= DATASET ENTRIES =
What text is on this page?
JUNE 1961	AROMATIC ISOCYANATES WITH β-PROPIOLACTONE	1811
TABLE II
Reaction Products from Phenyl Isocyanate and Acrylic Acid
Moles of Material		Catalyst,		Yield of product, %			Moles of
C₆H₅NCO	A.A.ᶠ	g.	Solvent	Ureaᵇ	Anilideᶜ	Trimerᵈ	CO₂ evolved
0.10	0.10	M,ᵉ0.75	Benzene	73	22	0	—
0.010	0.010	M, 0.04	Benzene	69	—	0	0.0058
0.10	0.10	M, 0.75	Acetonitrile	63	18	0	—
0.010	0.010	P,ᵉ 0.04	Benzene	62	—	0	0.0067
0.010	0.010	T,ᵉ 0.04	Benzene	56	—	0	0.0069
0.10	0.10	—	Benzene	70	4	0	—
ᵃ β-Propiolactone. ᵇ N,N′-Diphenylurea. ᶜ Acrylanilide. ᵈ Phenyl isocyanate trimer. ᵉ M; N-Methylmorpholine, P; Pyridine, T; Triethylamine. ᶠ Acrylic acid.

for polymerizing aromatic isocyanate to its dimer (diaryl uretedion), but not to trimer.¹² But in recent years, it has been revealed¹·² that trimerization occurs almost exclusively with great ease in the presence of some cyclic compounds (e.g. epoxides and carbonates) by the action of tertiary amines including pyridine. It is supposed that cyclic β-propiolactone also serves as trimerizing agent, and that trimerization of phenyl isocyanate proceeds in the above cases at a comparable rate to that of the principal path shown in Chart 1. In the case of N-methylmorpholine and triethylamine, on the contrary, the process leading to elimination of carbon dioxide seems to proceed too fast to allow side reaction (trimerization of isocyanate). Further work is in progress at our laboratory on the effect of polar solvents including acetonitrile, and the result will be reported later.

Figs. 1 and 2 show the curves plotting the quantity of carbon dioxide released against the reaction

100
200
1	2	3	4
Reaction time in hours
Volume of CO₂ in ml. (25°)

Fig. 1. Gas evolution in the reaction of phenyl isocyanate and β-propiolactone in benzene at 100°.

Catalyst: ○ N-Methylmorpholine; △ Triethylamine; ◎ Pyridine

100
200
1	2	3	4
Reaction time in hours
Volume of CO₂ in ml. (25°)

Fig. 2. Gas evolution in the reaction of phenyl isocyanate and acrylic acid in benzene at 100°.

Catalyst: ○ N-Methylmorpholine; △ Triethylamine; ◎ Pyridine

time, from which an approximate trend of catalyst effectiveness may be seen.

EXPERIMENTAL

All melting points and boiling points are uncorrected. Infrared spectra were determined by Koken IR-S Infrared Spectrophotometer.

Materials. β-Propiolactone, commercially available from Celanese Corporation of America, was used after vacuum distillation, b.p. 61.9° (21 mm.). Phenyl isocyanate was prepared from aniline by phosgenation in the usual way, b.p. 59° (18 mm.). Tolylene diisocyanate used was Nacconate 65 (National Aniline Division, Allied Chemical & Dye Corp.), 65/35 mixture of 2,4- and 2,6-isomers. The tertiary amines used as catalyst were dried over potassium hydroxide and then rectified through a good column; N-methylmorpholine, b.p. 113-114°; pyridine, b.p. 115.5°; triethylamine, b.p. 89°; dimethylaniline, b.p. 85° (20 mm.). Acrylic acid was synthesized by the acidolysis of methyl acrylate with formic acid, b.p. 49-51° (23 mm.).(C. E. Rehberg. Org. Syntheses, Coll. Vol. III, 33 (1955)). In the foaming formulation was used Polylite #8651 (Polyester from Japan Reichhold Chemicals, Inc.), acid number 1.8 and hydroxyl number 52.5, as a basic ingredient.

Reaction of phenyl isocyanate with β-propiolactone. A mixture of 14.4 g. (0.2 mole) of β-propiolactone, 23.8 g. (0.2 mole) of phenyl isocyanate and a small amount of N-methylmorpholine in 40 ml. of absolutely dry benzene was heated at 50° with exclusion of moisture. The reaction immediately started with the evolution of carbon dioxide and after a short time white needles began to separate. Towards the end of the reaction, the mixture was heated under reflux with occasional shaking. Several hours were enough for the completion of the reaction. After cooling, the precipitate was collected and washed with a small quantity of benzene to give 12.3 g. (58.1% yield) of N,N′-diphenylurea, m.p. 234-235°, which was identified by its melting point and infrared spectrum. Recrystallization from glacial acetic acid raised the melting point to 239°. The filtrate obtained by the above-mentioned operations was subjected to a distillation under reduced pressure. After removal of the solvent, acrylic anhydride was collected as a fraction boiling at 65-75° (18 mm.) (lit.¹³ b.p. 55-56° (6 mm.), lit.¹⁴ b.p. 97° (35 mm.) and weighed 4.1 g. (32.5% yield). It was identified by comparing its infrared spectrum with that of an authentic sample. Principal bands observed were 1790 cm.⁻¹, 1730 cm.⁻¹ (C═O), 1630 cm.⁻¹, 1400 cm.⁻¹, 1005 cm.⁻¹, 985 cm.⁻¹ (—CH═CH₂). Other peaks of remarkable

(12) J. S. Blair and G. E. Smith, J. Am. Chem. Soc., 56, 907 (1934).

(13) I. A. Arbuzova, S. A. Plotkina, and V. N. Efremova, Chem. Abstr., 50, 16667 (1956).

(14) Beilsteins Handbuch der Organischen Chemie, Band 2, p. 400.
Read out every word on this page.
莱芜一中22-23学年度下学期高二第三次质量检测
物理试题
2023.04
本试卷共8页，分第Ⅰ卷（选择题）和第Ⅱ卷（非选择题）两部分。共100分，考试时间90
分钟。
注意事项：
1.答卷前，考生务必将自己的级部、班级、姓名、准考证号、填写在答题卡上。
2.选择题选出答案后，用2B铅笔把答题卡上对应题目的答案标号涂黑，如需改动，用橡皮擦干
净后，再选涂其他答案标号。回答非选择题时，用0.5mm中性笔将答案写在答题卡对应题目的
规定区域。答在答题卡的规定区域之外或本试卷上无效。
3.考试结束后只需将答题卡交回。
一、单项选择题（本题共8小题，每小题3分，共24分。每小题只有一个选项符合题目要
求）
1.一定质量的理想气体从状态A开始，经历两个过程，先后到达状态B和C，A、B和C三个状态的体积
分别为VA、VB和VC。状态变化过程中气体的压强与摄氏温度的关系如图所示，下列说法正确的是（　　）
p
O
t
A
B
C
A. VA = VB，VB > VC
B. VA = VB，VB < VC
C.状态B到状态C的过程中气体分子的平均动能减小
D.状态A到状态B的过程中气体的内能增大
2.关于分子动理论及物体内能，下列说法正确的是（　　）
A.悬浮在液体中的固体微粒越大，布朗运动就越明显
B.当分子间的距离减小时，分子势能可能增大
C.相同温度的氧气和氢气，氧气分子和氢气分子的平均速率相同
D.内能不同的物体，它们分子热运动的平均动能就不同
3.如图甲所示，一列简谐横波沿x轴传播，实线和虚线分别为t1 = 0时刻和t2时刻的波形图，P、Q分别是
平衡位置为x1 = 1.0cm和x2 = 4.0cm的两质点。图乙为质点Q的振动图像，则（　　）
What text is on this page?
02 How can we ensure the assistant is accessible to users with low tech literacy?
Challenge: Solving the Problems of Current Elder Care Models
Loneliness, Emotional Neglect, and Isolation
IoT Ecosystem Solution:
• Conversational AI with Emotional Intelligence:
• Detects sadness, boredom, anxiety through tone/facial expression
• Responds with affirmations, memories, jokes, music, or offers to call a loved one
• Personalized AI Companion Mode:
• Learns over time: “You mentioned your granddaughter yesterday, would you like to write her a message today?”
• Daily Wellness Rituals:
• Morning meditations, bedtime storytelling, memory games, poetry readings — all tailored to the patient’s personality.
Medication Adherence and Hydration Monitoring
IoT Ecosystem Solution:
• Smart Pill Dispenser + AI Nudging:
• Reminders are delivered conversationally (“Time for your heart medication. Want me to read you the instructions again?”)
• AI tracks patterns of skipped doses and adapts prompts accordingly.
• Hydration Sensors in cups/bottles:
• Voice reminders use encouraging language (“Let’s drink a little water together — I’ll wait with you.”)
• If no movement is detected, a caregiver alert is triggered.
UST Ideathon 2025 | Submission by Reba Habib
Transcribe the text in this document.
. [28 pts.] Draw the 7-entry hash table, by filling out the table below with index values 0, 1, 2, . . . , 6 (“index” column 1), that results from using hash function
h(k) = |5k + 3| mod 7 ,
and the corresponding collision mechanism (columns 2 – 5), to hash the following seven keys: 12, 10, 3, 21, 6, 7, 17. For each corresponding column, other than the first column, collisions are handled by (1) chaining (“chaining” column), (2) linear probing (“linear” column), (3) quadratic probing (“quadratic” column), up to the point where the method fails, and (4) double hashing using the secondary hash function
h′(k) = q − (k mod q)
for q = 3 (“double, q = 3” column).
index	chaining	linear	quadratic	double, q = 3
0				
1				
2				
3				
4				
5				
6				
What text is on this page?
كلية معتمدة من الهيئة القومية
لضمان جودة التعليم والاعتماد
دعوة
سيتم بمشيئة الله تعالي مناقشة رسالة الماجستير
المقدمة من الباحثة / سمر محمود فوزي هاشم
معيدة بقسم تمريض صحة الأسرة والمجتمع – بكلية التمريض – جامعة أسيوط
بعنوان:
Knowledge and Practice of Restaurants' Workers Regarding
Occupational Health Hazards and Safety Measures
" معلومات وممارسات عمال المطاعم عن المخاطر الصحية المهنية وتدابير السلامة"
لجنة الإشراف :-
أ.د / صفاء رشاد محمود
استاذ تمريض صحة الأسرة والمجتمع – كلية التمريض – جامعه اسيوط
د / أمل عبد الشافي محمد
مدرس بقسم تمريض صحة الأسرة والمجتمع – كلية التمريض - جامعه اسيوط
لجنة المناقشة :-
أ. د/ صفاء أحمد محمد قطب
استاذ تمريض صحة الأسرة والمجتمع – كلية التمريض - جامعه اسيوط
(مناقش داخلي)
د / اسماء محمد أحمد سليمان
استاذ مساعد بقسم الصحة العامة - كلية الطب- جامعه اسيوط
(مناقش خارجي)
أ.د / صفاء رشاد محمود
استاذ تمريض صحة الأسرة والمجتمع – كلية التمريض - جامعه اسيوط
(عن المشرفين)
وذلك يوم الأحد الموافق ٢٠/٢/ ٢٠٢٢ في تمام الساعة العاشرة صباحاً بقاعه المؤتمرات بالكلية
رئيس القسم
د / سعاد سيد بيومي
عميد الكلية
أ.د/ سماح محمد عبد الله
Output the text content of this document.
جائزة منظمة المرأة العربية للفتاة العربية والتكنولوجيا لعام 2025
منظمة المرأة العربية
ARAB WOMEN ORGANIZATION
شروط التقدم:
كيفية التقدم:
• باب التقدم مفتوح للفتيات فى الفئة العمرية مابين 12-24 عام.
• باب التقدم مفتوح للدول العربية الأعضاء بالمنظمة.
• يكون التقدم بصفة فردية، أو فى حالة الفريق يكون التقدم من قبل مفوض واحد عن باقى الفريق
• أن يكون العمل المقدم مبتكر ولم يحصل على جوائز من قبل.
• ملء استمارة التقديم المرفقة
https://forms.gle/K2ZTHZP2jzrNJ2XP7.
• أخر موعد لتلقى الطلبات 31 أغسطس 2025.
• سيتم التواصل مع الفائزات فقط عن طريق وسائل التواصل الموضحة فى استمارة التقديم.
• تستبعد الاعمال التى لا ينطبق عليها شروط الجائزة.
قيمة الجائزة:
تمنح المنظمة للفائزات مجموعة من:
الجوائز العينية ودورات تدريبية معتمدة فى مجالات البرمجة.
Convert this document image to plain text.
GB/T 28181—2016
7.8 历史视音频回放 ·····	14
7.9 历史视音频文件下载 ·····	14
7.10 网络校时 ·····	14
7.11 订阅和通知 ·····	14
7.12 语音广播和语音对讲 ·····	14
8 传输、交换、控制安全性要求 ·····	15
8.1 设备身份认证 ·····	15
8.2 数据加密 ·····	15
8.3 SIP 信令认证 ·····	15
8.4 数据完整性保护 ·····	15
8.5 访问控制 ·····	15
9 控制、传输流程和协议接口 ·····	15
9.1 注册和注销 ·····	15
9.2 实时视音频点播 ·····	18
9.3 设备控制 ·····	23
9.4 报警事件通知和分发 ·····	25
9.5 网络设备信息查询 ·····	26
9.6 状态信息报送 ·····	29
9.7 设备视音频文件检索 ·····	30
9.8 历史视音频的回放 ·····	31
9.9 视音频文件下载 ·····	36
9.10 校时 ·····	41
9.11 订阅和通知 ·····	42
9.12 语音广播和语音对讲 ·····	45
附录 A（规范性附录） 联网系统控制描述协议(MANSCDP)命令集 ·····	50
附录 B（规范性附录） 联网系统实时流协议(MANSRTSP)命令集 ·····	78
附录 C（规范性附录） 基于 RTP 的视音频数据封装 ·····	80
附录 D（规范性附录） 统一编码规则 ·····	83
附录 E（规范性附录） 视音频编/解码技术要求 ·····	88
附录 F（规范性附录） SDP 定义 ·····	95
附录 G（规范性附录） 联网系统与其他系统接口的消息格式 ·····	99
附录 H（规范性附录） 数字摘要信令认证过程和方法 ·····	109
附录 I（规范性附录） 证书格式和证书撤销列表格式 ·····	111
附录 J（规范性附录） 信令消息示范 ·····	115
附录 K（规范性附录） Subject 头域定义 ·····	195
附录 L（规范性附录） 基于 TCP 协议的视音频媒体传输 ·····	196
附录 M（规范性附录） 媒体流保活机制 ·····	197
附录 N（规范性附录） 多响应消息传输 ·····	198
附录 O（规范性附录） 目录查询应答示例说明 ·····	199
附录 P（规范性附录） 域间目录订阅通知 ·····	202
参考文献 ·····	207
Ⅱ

= YOUR OBJECTIVE =
Above are the records; copy every line in them that holds the word "quadratic".

= EXERCISE SOLUTION =
and the corresponding collision mechanism (columns 2 – 5), to hash the following seven keys: 12, 10, 3, 21, 6, 7, 17. For each corresponding column, other than the first column, collisions are handled by (1) chaining (“chaining” column), (2) linear probing (“linear” column), (3) quadratic probing (“quadratic” column), up to the point where the method fails, and (4) double hashing using the secondary hash function
index	chaining	linear	quadratic	double, q = 3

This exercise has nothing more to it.